The Amber Palace (or the Amer Fort)

Monday, 02-03-2015. Day 194 (Part one). 

The Jewel of Jaipur

Our first stop on our day-long tour of Jaipur was the Amber Fort, also called the Amer Fort or the Amber Palace, and a UNESCO World Heritage site under the umbrella of the Hill Forts of Rajasthan.

Hilltop Amber Palace.

Hilltop Amber Palace.

The Amer Fort is 11 kilometers north of Jaipur in the town of Amer, and, being a good, defensible fort, is high up on a hill. There are essentially two ways to get up the hill and into the fort. One is walking, the other is on the back of an elephant. There are 130 elephants that do this job, and they are mandated by law to only make four trips up and back per day. The elephant train starts running at 7:00 a.m. and has to stop by 11:00 a.m. But a lot of people do this. It seems there's a great appeal to ride an elephant up a hill and through the Sun Gate like a maharajah of old.

Elephants marching into the Amber Palace and back.

Elephants marching into the Amber Palace and back.

We've already mentioned we aren't elephant-riding types, so we walked. On the way up, we saw a lot of elephants trudging up the incline carrying two tourists and a driver. These poor animals looked miserable.

The elephants were painted to celebrate Holi, an upcoming spring festival.

The elephants were painted to celebrate Holi, an upcoming spring festival.

Once we were at the top, getting into the place became very confusing. Our guide told us it would be 1600 rupees, and that included a combo ticket with the Jantar Mantar, another Jaipur historical attraction we wanted to go to. The kids weren't free here. It seemed a bit expensive. Then when we got to the ticket window, there was a sign saying that 400 rupees per person was the price for a 2-day pass to the two attractions, a one-day pass was 200 rupees. We were only here for the day, so I asked the guide about it. He gave me some half-baked explanation about getting more benefit from the two-day pass. I knew he was being less than honest, but he was getting a bit irate, so I let it go. He bought the tickets and came back with 400 rupees in change, saying he was able to get student rates (200 rupees each) for the kids, even without student IDs. I think I only got this because I called him out on his creative math; and I think he pocketed about 500 rupees for himself.

In addition to being a little shifty, this guy wasn't all that good at explaining things. Other than it being the seat of the Rajput Maharajahs (without even knowing what that means), I don't quite know what the deal was with the Amber Fort. He did go into a lot of detail about how bad the elephants used to have it, though. They used to run all day and carry four tourists plus a driver. Then there was an accident where some tourists fell off an exhausted elephant and were killed. So some laws were passed and things are much better now. But there's always an ambulance in the courtyard, in case there's an accident (we got the impression there were still frequent elephant-riding accidents).

First courtyard of the Amber Palace.

First courtyard of the Amber Palace.

## Extracted entries:

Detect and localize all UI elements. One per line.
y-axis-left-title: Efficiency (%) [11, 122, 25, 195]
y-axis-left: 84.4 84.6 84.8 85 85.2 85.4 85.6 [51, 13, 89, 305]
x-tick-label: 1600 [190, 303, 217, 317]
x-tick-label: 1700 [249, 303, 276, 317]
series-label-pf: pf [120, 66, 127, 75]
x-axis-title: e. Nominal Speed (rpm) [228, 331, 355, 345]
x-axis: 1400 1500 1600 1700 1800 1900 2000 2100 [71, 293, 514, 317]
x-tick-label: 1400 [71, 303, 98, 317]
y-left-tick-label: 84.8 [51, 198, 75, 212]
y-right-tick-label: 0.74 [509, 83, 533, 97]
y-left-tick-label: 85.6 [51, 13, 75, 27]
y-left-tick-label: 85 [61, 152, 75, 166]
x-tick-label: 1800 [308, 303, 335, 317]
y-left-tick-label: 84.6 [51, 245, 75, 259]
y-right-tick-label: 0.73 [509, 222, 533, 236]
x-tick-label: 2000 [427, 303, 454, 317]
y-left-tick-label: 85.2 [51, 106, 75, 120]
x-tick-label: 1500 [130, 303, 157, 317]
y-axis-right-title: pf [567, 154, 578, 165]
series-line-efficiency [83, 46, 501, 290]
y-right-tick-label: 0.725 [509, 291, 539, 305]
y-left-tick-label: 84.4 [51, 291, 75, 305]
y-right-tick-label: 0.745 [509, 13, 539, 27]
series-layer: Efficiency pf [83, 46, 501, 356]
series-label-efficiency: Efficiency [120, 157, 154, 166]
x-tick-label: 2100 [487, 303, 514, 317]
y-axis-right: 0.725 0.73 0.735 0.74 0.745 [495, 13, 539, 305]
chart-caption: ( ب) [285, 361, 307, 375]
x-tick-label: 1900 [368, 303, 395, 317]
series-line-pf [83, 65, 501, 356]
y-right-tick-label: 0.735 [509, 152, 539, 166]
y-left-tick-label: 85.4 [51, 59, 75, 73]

## Description of the task:
Return everything in the Amber Fort post from "The Jewel of" down to "maharajah of old.", copied word for word.

## Solution below:
The Jewel of Jaipur

Our first stop on our day-long tour of Jaipur was the Amber Fort, also called the Amer Fort or the Amber Palace, and a UNESCO World Heritage site under the umbrella of the Hill Forts of Rajasthan.

Hilltop Amber Palace.

Hilltop Amber Palace.

The Amer Fort is 11 kilometers north of Jaipur in the town of Amer, and, being a good, defensible fort, is high up on a hill. There are essentially two ways to get up the hill and into the fort. One is walking, the other is on the back of an elephant. There are 130 elephants that do this job, and they are mandated by law to only make four trips up and back per day. The elephant train starts running at 7:00 a.m. and has to stop by 11:00 a.m. But a lot of people do this. It seems there's a great appeal to ride an elephant up a hill and through the Sun Gate like a maharajah of old.